— THE TASK —
Repeat all of the data precisely.

— EXERCISE INPUT —
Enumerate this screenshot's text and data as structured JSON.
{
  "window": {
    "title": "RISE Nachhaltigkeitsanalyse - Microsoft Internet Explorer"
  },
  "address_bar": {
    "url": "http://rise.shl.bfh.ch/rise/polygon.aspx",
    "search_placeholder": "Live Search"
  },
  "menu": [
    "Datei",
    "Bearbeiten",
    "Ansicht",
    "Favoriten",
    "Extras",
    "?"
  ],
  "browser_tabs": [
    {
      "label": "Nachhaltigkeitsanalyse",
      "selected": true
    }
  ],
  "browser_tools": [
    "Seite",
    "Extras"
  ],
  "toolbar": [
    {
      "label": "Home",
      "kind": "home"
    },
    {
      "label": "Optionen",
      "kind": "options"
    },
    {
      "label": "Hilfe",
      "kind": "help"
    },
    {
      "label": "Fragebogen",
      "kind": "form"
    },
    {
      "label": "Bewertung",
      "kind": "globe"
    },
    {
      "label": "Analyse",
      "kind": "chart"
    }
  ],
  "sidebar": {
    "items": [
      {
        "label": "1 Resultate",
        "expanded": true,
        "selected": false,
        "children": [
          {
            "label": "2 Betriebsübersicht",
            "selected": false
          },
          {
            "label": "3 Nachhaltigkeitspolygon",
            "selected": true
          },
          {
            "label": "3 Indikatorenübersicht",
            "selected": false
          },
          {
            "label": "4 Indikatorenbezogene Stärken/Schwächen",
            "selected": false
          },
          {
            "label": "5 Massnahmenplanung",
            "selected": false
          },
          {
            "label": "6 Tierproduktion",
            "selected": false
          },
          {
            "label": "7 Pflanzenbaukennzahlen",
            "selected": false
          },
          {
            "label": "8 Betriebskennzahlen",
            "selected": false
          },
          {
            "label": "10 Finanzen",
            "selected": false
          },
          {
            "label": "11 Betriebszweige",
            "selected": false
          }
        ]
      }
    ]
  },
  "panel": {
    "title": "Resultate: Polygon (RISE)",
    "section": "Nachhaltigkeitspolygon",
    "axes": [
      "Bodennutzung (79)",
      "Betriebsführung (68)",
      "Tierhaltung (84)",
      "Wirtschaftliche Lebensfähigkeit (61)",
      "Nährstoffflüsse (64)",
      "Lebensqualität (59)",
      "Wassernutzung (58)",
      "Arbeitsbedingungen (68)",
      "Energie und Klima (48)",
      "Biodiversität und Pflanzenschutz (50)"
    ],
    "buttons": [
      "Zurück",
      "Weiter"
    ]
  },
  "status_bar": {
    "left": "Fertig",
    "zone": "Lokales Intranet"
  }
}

— FINAL RESULT —
Enumerate this screenshot's text and data as structured JSON.
{
  "window": {
    "title": "RISE Nachhaltigkeitsanalyse - Microsoft Internet Explorer"
  },
  "address_bar": {
    "url": "http://rise.shl.bfh.ch/rise/polygon.aspx",
    "search_placeholder": "Live Search"
  },
  "menu": [
    "Datei",
    "Bearbeiten",
    "Ansicht",
    "Favoriten",
    "Extras",
    "?"
  ],
  "browser_tabs": [
    {
      "label": "Nachhaltigkeitsanalyse",
      "selected": true
    }
  ],
  "browser_tools": [
    "Seite",
    "Extras"
  ],
  "toolbar": [
    {
      "label": "Home",
      "kind": "home"
    },
    {
      "label": "Optionen",
      "kind": "options"
    },
    {
      "label": "Hilfe",
      "kind": "help"
    },
    {
      "label": "Fragebogen",
      "kind": "form"
    },
    {
      "label": "Bewertung",
      "kind": "globe"
    },
    {
      "label": "Analyse",
      "kind": "chart"
    }
  ],
  "sidebar": {
    "items": [
      {
        "label": "1 Resultate",
        "expanded": true,
        "selected": false,
        "children": [
          {
            "label": "2 Betriebsübersicht",
            "selected": false
          },
          {
            "label": "3 Nachhaltigkeitspolygon",
            "selected": true
          },
          {
            "label": "3 Indikatorenübersicht",
            "selected": false
          },
          {
            "label": "4 Indikatorenbezogene Stärken/Schwächen",
            "selected": false
          },
          {
            "label": "5 Massnahmenplanung",
            "selected": false
          },
          {
            "label": "6 Tierproduktion",
            "selected": false
          },
          {
            "label": "7 Pflanzenbaukennzahlen",
            "selected": false
          },
          {
            "label": "8 Betriebskennzahlen",
            "selected": false
          },
          {
            "label": "10 Finanzen",
            "selected": false
          },
          {
            "label": "11 Betriebszweige",
            "selected": false
          }
        ]
      }
    ]
  },
  "panel": {
    "title": "Resultate: Polygon (RISE)",
    "section": "Nachhaltigkeitspolygon",
    "axes": [
      "Bodennutzung (79)",
      "Betriebsführung (68)",
      "Tierhaltung (84)",
      "Wirtschaftliche Lebensfähigkeit (61)",
      "Nährstoffflüsse (64)",
      "Lebensqualität (59)",
      "Wassernutzung (58)",
      "Arbeitsbedingungen (68)",
      "Energie und Klima (48)",
      "Biodiversität und Pflanzenschutz (50)"
    ],
    "buttons": [
      "Zurück",
      "Weiter"
    ]
  },
  "status_bar": {
    "left": "Fertig",
    "zone": "Lokales Intranet"
  }
}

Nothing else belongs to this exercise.